→ **EXERCISE DETAILS**
Copy out every one of these lines word for word.

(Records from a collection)

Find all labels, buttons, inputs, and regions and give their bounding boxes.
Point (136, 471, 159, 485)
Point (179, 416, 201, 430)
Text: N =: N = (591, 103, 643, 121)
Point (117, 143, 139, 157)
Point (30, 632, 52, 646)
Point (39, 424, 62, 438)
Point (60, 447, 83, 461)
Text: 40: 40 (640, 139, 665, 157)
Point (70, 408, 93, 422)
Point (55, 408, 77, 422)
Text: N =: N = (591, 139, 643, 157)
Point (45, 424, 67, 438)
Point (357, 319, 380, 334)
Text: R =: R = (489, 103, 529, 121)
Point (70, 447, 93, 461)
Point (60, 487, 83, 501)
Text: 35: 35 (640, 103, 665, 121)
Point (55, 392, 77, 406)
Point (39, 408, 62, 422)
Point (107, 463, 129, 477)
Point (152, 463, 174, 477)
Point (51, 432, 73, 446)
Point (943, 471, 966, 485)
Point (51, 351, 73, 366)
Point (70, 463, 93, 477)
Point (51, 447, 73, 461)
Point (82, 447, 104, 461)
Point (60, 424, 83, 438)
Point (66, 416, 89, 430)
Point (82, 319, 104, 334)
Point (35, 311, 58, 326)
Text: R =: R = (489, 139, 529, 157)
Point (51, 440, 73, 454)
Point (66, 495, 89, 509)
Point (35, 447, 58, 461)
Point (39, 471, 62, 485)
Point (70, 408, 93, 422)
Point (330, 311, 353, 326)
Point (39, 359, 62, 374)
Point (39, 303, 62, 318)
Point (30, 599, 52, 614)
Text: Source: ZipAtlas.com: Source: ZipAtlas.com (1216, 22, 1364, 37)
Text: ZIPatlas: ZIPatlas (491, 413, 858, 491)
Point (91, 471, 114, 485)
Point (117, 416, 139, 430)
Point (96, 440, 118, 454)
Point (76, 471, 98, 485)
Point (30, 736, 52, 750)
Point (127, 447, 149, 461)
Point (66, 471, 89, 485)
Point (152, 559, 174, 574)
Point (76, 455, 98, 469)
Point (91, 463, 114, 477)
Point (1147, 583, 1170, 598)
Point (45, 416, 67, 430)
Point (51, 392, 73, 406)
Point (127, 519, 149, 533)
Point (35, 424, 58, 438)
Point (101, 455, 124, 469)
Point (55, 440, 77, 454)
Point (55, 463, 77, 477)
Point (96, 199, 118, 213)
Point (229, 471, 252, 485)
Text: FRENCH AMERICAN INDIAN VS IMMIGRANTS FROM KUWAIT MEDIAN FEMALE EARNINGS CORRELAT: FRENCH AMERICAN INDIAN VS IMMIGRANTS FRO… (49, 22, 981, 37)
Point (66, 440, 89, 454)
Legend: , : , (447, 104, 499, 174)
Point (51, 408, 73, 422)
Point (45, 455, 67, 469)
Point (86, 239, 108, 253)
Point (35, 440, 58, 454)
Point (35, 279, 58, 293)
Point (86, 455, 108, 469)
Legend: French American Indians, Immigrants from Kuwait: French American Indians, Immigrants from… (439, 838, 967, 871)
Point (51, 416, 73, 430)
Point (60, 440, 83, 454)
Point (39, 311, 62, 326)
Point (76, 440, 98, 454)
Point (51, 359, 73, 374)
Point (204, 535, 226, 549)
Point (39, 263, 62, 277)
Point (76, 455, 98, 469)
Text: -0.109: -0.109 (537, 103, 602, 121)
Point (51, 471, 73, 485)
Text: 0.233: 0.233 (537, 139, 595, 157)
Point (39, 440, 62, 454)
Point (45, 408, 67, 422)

→ **TASK RESULT**
Find all labels, buttons, inputs, and regions and give their bounding boxes.
Point (136, 471, 159, 485)
Point (179, 416, 201, 430)
Text: N =: N = (591, 103, 643, 121)
Point (117, 143, 139, 157)
Point (30, 632, 52, 646)
Point (39, 424, 62, 438)
Point (60, 447, 83, 461)
Text: 40: 40 (640, 139, 665, 157)
Point (70, 408, 93, 422)
Point (55, 408, 77, 422)
Text: N =: N = (591, 139, 643, 157)
Point (45, 424, 67, 438)
Point (357, 319, 380, 334)
Text: R =: R = (489, 103, 529, 121)
Point (70, 447, 93, 461)
Point (60, 487, 83, 501)
Text: 35: 35 (640, 103, 665, 121)
Point (55, 392, 77, 406)
Point (39, 408, 62, 422)
Point (107, 463, 129, 477)
Point (152, 463, 174, 477)
Point (51, 432, 73, 446)
Point (943, 471, 966, 485)
Point (51, 351, 73, 366)
Point (70, 463, 93, 477)
Point (51, 447, 73, 461)
Point (82, 447, 104, 461)
Point (60, 424, 83, 438)
Point (66, 416, 89, 430)
Point (82, 319, 104, 334)
Point (35, 311, 58, 326)
Text: R =: R = (489, 139, 529, 157)
Point (51, 440, 73, 454)
Point (66, 495, 89, 509)
Point (35, 447, 58, 461)
Point (39, 471, 62, 485)
Point (70, 408, 93, 422)
Point (330, 311, 353, 326)
Point (39, 359, 62, 374)
Point (39, 303, 62, 318)
Point (30, 599, 52, 614)
Text: Source: ZipAtlas.com: Source: ZipAtlas.com (1216, 22, 1364, 37)
Text: ZIPatlas: ZIPatlas (491, 413, 858, 491)
Point (91, 471, 114, 485)
Point (117, 416, 139, 430)
Point (96, 440, 118, 454)
Point (76, 471, 98, 485)
Point (30, 736, 52, 750)
Point (127, 447, 149, 461)
Point (66, 471, 89, 485)
Point (152, 559, 174, 574)
Point (76, 455, 98, 469)
Point (91, 463, 114, 477)
Point (1147, 583, 1170, 598)
Point (45, 416, 67, 430)
Point (51, 392, 73, 406)
Point (127, 519, 149, 533)
Point (35, 424, 58, 438)
Point (101, 455, 124, 469)
Point (55, 440, 77, 454)
Point (55, 463, 77, 477)
Point (96, 199, 118, 213)
Point (229, 471, 252, 485)
Text: FRENCH AMERICAN INDIAN VS IMMIGRANTS FROM KUWAIT MEDIAN FEMALE EARNINGS CORRELAT: FRENCH AMERICAN INDIAN VS IMMIGRANTS FRO… (49, 22, 981, 37)
Point (66, 440, 89, 454)
Legend: , : , (447, 104, 499, 174)
Point (51, 408, 73, 422)
Point (45, 455, 67, 469)
Point (86, 239, 108, 253)
Point (35, 440, 58, 454)
Point (35, 279, 58, 293)
Point (86, 455, 108, 469)
Legend: French American Indians, Immigrants from Kuwait: French American Indians, Immigrants from… (439, 838, 967, 871)
Point (51, 416, 73, 430)
Point (60, 440, 83, 454)
Point (39, 311, 62, 326)
Point (76, 440, 98, 454)
Point (51, 359, 73, 374)
Point (204, 535, 226, 549)
Point (39, 263, 62, 277)
Point (76, 455, 98, 469)
Text: -0.109: -0.109 (537, 103, 602, 121)
Point (51, 471, 73, 485)
Text: 0.233: 0.233 (537, 139, 595, 157)
Point (39, 440, 62, 454)
Point (45, 408, 67, 422)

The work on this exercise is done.